* INFORMATION PROVIDED

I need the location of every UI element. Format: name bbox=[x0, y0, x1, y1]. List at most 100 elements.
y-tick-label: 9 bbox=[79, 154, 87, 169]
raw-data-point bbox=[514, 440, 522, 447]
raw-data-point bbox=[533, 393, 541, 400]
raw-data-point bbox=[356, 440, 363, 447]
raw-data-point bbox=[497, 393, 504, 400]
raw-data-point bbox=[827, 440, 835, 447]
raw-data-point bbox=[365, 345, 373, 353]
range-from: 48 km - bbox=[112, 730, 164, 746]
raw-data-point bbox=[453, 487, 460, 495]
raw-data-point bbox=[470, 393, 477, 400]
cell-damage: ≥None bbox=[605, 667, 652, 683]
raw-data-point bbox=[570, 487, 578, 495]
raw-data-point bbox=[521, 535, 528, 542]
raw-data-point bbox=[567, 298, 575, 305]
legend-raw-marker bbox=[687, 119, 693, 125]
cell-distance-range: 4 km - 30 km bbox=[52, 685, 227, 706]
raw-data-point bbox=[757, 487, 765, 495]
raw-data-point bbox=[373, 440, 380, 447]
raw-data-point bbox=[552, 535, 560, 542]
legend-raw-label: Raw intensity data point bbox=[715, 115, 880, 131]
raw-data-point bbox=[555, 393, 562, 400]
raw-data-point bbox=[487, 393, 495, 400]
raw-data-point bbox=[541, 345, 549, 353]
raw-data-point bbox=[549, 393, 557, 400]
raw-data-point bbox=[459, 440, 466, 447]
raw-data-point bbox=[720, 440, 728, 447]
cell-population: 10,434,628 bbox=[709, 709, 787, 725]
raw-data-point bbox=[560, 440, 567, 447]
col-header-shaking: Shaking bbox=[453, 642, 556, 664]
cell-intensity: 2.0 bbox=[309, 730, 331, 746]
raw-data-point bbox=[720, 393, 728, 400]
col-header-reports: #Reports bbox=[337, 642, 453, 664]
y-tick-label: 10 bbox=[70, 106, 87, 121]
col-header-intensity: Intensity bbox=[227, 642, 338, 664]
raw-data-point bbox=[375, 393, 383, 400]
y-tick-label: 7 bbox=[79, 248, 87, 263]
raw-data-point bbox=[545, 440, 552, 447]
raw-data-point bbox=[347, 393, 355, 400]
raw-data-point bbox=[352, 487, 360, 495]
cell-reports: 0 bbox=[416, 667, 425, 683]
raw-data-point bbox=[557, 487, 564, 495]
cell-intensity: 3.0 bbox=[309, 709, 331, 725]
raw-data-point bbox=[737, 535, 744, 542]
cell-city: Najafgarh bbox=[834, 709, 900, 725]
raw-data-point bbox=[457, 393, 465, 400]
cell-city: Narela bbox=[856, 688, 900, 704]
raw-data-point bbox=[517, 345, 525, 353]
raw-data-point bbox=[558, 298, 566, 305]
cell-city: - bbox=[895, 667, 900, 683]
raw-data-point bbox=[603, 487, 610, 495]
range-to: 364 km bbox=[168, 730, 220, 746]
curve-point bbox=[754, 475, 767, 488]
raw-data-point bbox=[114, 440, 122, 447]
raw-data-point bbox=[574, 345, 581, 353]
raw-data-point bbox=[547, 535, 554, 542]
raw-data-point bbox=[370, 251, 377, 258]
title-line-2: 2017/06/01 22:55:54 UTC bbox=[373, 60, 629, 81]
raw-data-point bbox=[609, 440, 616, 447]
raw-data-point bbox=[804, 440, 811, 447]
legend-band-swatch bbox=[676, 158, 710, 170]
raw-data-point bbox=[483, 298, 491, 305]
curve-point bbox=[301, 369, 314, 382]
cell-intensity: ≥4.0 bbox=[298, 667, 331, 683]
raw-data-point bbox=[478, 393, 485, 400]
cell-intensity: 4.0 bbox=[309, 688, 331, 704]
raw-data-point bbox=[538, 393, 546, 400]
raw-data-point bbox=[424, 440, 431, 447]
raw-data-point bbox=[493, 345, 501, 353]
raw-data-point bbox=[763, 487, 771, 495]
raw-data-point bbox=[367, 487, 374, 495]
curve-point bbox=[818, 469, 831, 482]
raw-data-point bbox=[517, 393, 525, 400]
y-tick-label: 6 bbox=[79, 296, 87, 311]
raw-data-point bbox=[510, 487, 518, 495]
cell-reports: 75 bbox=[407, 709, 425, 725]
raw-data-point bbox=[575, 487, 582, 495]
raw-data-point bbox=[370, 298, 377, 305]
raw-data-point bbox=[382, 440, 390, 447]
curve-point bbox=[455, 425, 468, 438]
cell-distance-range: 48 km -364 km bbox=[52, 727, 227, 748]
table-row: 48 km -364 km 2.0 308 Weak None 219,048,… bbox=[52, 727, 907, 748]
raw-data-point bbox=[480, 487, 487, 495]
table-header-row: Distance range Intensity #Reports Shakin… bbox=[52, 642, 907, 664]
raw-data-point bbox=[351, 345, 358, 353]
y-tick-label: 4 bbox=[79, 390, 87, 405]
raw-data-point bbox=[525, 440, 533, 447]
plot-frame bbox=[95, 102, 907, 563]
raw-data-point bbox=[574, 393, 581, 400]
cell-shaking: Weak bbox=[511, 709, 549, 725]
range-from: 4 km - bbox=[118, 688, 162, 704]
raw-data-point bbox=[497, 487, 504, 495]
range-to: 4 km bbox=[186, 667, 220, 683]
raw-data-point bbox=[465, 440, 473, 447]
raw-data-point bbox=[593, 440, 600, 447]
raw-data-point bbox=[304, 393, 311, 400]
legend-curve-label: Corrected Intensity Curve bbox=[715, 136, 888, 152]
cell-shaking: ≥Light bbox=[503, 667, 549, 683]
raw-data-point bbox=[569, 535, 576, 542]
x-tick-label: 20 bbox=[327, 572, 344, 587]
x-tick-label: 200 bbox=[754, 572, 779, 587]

* INSTRUCTIONS FOR THE TASK
Please copy every line of the records above verbatim.

* RESPONSE
I need the location of every UI element. Format: name bbox=[x0, y0, x1, y1]. List at most 100 elements.
y-tick-label: 9 bbox=[79, 154, 87, 169]
raw-data-point bbox=[514, 440, 522, 447]
raw-data-point bbox=[533, 393, 541, 400]
raw-data-point bbox=[356, 440, 363, 447]
raw-data-point bbox=[497, 393, 504, 400]
raw-data-point bbox=[827, 440, 835, 447]
raw-data-point bbox=[365, 345, 373, 353]
range-from: 48 km - bbox=[112, 730, 164, 746]
raw-data-point bbox=[453, 487, 460, 495]
raw-data-point bbox=[470, 393, 477, 400]
cell-damage: ≥None bbox=[605, 667, 652, 683]
raw-data-point bbox=[570, 487, 578, 495]
raw-data-point bbox=[521, 535, 528, 542]
raw-data-point bbox=[567, 298, 575, 305]
legend-raw-marker bbox=[687, 119, 693, 125]
cell-distance-range: 4 km - 30 km bbox=[52, 685, 227, 706]
raw-data-point bbox=[757, 487, 765, 495]
raw-data-point bbox=[373, 440, 380, 447]
raw-data-point bbox=[552, 535, 560, 542]
legend-raw-label: Raw intensity data point bbox=[715, 115, 880, 131]
raw-data-point bbox=[555, 393, 562, 400]
raw-data-point bbox=[487, 393, 495, 400]
raw-data-point bbox=[541, 345, 549, 353]
raw-data-point bbox=[549, 393, 557, 400]
raw-data-point bbox=[459, 440, 466, 447]
raw-data-point bbox=[720, 440, 728, 447]
cell-population: 10,434,628 bbox=[709, 709, 787, 725]
raw-data-point bbox=[560, 440, 567, 447]
col-header-shaking: Shaking bbox=[453, 642, 556, 664]
cell-intensity: 2.0 bbox=[309, 730, 331, 746]
raw-data-point bbox=[720, 393, 728, 400]
col-header-reports: #Reports bbox=[337, 642, 453, 664]
y-tick-label: 10 bbox=[70, 106, 87, 121]
col-header-intensity: Intensity bbox=[227, 642, 338, 664]
raw-data-point bbox=[375, 393, 383, 400]
y-tick-label: 7 bbox=[79, 248, 87, 263]
raw-data-point bbox=[545, 440, 552, 447]
raw-data-point bbox=[347, 393, 355, 400]
raw-data-point bbox=[352, 487, 360, 495]
cell-reports: 0 bbox=[416, 667, 425, 683]
raw-data-point bbox=[557, 487, 564, 495]
cell-intensity: 3.0 bbox=[309, 709, 331, 725]
raw-data-point bbox=[737, 535, 744, 542]
cell-city: Najafgarh bbox=[834, 709, 900, 725]
raw-data-point bbox=[457, 393, 465, 400]
cell-city: Narela bbox=[856, 688, 900, 704]
raw-data-point bbox=[517, 345, 525, 353]
raw-data-point bbox=[558, 298, 566, 305]
cell-city: - bbox=[895, 667, 900, 683]
raw-data-point bbox=[603, 487, 610, 495]
range-to: 364 km bbox=[168, 730, 220, 746]
curve-point bbox=[754, 475, 767, 488]
raw-data-point bbox=[114, 440, 122, 447]
raw-data-point bbox=[574, 345, 581, 353]
raw-data-point bbox=[547, 535, 554, 542]
raw-data-point bbox=[370, 251, 377, 258]
title-line-2: 2017/06/01 22:55:54 UTC bbox=[373, 60, 629, 81]
raw-data-point bbox=[609, 440, 616, 447]
raw-data-point bbox=[804, 440, 811, 447]
legend-band-swatch bbox=[676, 158, 710, 170]
raw-data-point bbox=[483, 298, 491, 305]
curve-point bbox=[301, 369, 314, 382]
cell-intensity: ≥4.0 bbox=[298, 667, 331, 683]
raw-data-point bbox=[478, 393, 485, 400]
cell-intensity: 4.0 bbox=[309, 688, 331, 704]
raw-data-point bbox=[538, 393, 546, 400]
raw-data-point bbox=[424, 440, 431, 447]
raw-data-point bbox=[493, 345, 501, 353]
raw-data-point bbox=[763, 487, 771, 495]
raw-data-point bbox=[367, 487, 374, 495]
curve-point bbox=[818, 469, 831, 482]
raw-data-point bbox=[517, 393, 525, 400]
y-tick-label: 6 bbox=[79, 296, 87, 311]
raw-data-point bbox=[510, 487, 518, 495]
cell-reports: 75 bbox=[407, 709, 425, 725]
raw-data-point bbox=[575, 487, 582, 495]
raw-data-point bbox=[370, 298, 377, 305]
raw-data-point bbox=[382, 440, 390, 447]
curve-point bbox=[455, 425, 468, 438]
cell-distance-range: 48 km -364 km bbox=[52, 727, 227, 748]
table-row: 48 km -364 km 2.0 308 Weak None 219,048,… bbox=[52, 727, 907, 748]
raw-data-point bbox=[480, 487, 487, 495]
table-header-row: Distance range Intensity #Reports Shakin… bbox=[52, 642, 907, 664]
raw-data-point bbox=[351, 345, 358, 353]
y-tick-label: 4 bbox=[79, 390, 87, 405]
raw-data-point bbox=[525, 440, 533, 447]
plot-frame bbox=[95, 102, 907, 563]
raw-data-point bbox=[574, 393, 581, 400]
cell-shaking: Weak bbox=[511, 709, 549, 725]
range-from: 4 km - bbox=[118, 688, 162, 704]
raw-data-point bbox=[497, 487, 504, 495]
range-to: 4 km bbox=[186, 667, 220, 683]
raw-data-point bbox=[465, 440, 473, 447]
raw-data-point bbox=[593, 440, 600, 447]
raw-data-point bbox=[304, 393, 311, 400]
legend-curve-label: Corrected Intensity Curve bbox=[715, 136, 888, 152]
cell-shaking: ≥Light bbox=[503, 667, 549, 683]
raw-data-point bbox=[569, 535, 576, 542]
x-tick-label: 20 bbox=[327, 572, 344, 587]
x-tick-label: 200 bbox=[754, 572, 779, 587]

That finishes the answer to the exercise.